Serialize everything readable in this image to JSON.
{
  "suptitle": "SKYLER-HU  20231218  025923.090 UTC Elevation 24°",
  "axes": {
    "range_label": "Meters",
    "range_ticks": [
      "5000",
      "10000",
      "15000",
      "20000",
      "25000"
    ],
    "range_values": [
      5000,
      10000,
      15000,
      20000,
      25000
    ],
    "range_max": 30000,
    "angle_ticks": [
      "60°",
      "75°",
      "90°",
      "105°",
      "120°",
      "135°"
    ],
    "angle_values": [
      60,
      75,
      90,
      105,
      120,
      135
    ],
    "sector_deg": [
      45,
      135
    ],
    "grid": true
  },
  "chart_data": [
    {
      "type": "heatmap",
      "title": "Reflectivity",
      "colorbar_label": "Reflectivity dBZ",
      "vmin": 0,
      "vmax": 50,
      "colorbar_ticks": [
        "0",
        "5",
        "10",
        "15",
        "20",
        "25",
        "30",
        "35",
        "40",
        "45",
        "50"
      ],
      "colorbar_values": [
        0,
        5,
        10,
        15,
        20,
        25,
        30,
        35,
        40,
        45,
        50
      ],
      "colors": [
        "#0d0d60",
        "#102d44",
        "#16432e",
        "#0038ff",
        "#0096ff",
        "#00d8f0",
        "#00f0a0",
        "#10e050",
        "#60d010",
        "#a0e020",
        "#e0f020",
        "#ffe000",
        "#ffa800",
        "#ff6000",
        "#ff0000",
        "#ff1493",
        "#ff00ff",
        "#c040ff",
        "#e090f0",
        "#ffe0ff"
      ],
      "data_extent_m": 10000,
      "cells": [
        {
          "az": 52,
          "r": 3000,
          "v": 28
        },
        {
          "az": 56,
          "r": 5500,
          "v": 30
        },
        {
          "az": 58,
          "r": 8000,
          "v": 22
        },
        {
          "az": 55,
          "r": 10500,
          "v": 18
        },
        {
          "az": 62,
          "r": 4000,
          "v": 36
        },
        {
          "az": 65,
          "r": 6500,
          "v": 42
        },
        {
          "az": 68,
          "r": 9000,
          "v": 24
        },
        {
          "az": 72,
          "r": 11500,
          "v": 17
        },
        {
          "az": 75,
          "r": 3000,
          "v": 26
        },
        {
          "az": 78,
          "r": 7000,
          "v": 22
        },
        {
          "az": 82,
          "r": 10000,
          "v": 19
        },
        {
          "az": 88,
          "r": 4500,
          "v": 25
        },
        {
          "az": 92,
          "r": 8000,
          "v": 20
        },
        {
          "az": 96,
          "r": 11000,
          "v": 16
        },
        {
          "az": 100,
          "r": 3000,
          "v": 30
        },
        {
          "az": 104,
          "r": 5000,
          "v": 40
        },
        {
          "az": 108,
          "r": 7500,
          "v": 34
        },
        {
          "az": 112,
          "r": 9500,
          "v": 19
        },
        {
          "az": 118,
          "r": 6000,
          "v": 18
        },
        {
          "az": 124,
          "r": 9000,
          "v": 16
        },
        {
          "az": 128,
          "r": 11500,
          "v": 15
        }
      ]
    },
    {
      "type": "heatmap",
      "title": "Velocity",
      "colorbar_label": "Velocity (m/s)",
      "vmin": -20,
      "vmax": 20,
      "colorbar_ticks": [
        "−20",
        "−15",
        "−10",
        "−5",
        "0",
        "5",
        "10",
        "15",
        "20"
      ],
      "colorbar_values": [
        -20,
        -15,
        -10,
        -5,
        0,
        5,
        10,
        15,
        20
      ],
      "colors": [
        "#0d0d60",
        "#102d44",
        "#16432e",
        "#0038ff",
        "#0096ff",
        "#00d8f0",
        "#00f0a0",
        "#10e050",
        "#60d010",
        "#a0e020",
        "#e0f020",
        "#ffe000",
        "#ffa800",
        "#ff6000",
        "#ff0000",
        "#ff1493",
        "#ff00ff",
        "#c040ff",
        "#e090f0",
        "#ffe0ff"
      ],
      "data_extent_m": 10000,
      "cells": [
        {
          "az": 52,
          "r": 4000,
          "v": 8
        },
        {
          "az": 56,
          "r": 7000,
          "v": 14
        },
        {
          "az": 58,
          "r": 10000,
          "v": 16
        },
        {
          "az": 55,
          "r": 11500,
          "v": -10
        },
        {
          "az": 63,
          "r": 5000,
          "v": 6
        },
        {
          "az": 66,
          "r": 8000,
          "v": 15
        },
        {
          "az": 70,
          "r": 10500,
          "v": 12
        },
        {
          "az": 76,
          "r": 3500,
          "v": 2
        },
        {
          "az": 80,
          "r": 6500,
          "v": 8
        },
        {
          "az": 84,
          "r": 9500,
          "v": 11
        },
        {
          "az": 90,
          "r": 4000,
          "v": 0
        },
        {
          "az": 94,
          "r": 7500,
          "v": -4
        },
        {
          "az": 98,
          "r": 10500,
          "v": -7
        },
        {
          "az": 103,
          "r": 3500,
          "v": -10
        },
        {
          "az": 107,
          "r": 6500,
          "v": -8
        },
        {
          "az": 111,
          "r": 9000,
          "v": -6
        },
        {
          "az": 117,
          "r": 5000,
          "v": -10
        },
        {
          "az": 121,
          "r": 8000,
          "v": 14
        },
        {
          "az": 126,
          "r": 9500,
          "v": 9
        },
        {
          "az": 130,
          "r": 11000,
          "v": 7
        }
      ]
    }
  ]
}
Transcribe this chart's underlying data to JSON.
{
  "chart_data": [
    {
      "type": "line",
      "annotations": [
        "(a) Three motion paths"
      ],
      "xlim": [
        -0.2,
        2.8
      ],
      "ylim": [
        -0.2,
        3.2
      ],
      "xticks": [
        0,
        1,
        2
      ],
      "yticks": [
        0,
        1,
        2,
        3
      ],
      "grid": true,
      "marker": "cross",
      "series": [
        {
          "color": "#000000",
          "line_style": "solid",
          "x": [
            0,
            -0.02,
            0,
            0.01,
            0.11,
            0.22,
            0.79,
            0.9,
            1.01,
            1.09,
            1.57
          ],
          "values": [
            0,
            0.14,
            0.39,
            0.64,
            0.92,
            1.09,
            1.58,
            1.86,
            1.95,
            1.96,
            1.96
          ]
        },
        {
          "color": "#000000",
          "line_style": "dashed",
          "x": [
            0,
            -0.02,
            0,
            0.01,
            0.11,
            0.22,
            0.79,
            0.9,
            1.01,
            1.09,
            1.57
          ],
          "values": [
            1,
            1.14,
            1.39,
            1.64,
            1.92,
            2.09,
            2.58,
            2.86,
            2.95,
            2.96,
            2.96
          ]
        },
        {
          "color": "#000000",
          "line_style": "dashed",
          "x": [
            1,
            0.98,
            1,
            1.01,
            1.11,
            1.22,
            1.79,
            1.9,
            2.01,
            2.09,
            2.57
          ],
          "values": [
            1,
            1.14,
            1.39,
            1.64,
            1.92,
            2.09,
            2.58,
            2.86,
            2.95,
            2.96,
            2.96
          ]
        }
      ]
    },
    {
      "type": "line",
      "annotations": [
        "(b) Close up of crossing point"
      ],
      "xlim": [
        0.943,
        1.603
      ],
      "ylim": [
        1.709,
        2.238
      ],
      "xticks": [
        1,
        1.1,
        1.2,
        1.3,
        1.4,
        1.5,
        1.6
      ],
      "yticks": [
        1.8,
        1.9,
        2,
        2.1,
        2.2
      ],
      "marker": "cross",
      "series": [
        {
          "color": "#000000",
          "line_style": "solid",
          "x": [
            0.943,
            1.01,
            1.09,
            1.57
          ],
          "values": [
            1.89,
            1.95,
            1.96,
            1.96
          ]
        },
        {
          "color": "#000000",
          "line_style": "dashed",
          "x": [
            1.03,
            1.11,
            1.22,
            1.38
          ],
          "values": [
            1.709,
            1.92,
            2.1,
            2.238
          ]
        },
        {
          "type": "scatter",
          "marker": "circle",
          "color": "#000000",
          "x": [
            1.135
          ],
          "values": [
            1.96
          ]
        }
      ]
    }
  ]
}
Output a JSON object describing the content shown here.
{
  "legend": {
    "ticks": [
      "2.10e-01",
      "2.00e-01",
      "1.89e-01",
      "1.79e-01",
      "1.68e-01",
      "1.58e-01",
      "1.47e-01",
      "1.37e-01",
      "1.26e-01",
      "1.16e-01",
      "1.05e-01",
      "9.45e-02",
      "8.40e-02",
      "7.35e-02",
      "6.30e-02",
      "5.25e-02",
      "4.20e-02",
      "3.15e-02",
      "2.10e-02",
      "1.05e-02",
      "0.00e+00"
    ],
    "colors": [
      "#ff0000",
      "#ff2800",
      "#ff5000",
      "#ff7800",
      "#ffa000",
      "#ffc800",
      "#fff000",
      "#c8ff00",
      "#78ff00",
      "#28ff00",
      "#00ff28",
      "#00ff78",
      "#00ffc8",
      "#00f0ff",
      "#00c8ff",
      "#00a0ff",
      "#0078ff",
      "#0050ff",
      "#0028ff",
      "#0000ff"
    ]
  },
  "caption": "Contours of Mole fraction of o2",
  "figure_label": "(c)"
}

[TASK TO CARRY OUT]: In the entries above, find each line with the word "JSON" and show it.

[OUTPUT BELOW]:
Serialize everything readable in this image to JSON.
Transcribe this chart's underlying data to JSON.
Output a JSON object describing the content shown here.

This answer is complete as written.